Stored items from a collection:
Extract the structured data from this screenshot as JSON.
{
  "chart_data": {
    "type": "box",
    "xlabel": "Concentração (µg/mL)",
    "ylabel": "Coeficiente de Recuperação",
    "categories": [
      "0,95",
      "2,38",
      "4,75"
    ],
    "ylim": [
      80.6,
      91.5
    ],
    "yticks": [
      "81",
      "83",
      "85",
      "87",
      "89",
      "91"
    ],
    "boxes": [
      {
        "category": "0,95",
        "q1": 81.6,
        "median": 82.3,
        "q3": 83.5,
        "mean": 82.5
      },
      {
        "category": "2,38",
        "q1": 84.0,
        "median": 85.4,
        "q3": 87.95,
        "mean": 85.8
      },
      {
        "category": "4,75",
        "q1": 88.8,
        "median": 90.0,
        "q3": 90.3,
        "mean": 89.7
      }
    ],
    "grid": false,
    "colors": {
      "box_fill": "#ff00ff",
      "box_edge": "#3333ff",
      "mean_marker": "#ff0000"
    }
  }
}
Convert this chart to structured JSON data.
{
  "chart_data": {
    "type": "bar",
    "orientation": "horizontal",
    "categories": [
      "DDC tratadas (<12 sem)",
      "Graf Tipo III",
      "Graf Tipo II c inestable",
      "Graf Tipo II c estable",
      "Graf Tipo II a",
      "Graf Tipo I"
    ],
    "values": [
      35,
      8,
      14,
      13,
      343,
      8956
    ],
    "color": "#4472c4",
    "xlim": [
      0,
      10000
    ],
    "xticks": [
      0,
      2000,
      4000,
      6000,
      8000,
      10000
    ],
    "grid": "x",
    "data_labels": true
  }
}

PROBLEM DESCRIPTION ::
Copy all the entries verbatim.

SOLVED EXERCISE ::
Extract the structured data from this screenshot as JSON.
{
  "chart_data": {
    "type": "box",
    "xlabel": "Concentração (µg/mL)",
    "ylabel": "Coeficiente de Recuperação",
    "categories": [
      "0,95",
      "2,38",
      "4,75"
    ],
    "ylim": [
      80.6,
      91.5
    ],
    "yticks": [
      "81",
      "83",
      "85",
      "87",
      "89",
      "91"
    ],
    "boxes": [
      {
        "category": "0,95",
        "q1": 81.6,
        "median": 82.3,
        "q3": 83.5,
        "mean": 82.5
      },
      {
        "category": "2,38",
        "q1": 84.0,
        "median": 85.4,
        "q3": 87.95,
        "mean": 85.8
      },
      {
        "category": "4,75",
        "q1": 88.8,
        "median": 90.0,
        "q3": 90.3,
        "mean": 89.7
      }
    ],
    "grid": false,
    "colors": {
      "box_fill": "#ff00ff",
      "box_edge": "#3333ff",
      "mean_marker": "#ff0000"
    }
  }
}
Convert this chart to structured JSON data.
{
  "chart_data": {
    "type": "bar",
    "orientation": "horizontal",
    "categories": [
      "DDC tratadas (<12 sem)",
      "Graf Tipo III",
      "Graf Tipo II c inestable",
      "Graf Tipo II c estable",
      "Graf Tipo II a",
      "Graf Tipo I"
    ],
    "values": [
      35,
      8,
      14,
      13,
      343,
      8956
    ],
    "color": "#4472c4",
    "xlim": [
      0,
      10000
    ],
    "xticks": [
      0,
      2000,
      4000,
      6000,
      8000,
      10000
    ],
    "grid": "x",
    "data_labels": true
  }
}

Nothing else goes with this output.